» GIVEN TEXT:

Dial-a-Ghost on Thomas Edison’s Least Successful Invention: the Spirit Phone
Building devices to talk with the dead was a popular diversion for inventors in the 1920s.
In the late 1920s, not long before his death, Thomas Edison reportedly gathered with other scientists in a secret laboratory to record the voices and presence of the dead. They used “speakers, generators, and other experimental equipment,” Modern Mechanix magazine alleged after the fact, in October of 1933.
The magazine article describes Edison’s machine, in which a “tiny pencil of light, coming from a powerful lamp, bored through the darkness and struck the active surface,” which could detect the smallest particle. These particles would be proof of the afterlife, physical bits of human personality left in the atmosphere, waiting to be discovered. Unfortunately, after “tense hours” spent watching the delicate instruments, nothing happened; which was, the magazine adds, why no one had heard of this experiment before.
Full disclosure: that specific account might have been a spooky fantasy for the magazine’s October issue. But, while it’s unclear if that exact scene occurred, there’s ample proof that Edison was interested in speaking to the dead using technology. In 1920, the inventor shocked the public when he told American Magazine: “I have been at work for some time, building an apparatus to see if it is possible for personalities which have left this earth to communicate with us.”

» GIVEN INSTRUCTION:
Resume the article on Edison's spirit phone, picking up after its final sentence. The listing that comes next is separate material and is unrelated to the Edison article.

» SUPPLIED MATERIAL:
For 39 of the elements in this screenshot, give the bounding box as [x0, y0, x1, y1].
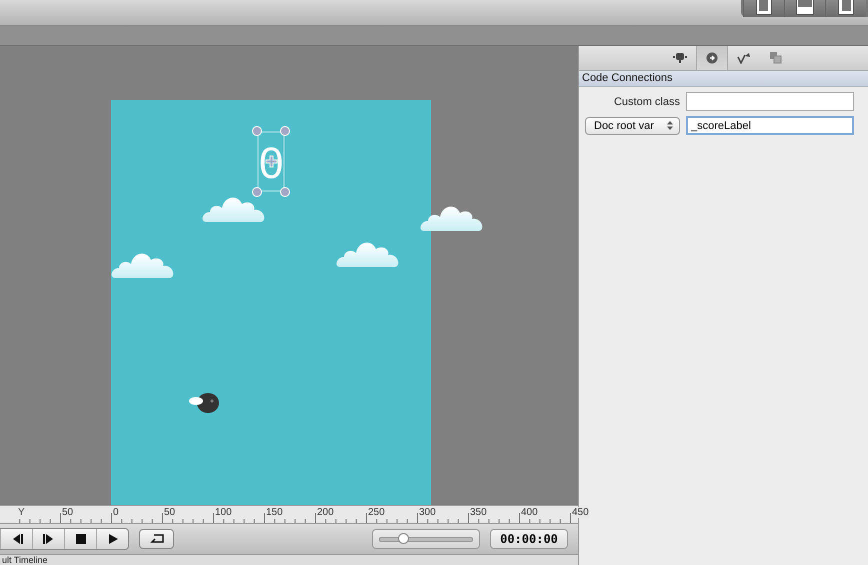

» ANSWER TO THE PROBLEM:
Edison, who was known for having hundreds of patents of inventions and creating an efficient version of the light bulb, added that this new invention would not function by “any occult, mystifying, mysterious, or weird means, employed by so–called “mediums”, but by scientific methods. I am engaged in the construction of one such apparatus now, and I hope to be able to finish it before very many months pass.”
Edison’s idea became known as a “spirit phone”, and caused a media storm. For years many historians believed the invention to be a joke or a hoax; no blueprints or prototypes of a spirit phone could be found. But while he may not have actually contacted the dead, there is evidence he experimented with the idea. In 2015 the French journalist Philippe Baudouin found a rare version of Edison’s diary in a thrift store in France.
This version includes a chapter that was not printed in the widely known 1948 English edition, called the Diary and Sundry Observations of Thomas Alva Edison. This missing chapter was dedicated to his theory of the spirit world, and how it might be possible to contact it. Baudouin re-published the French edition as Le Royaume de l’au-delà.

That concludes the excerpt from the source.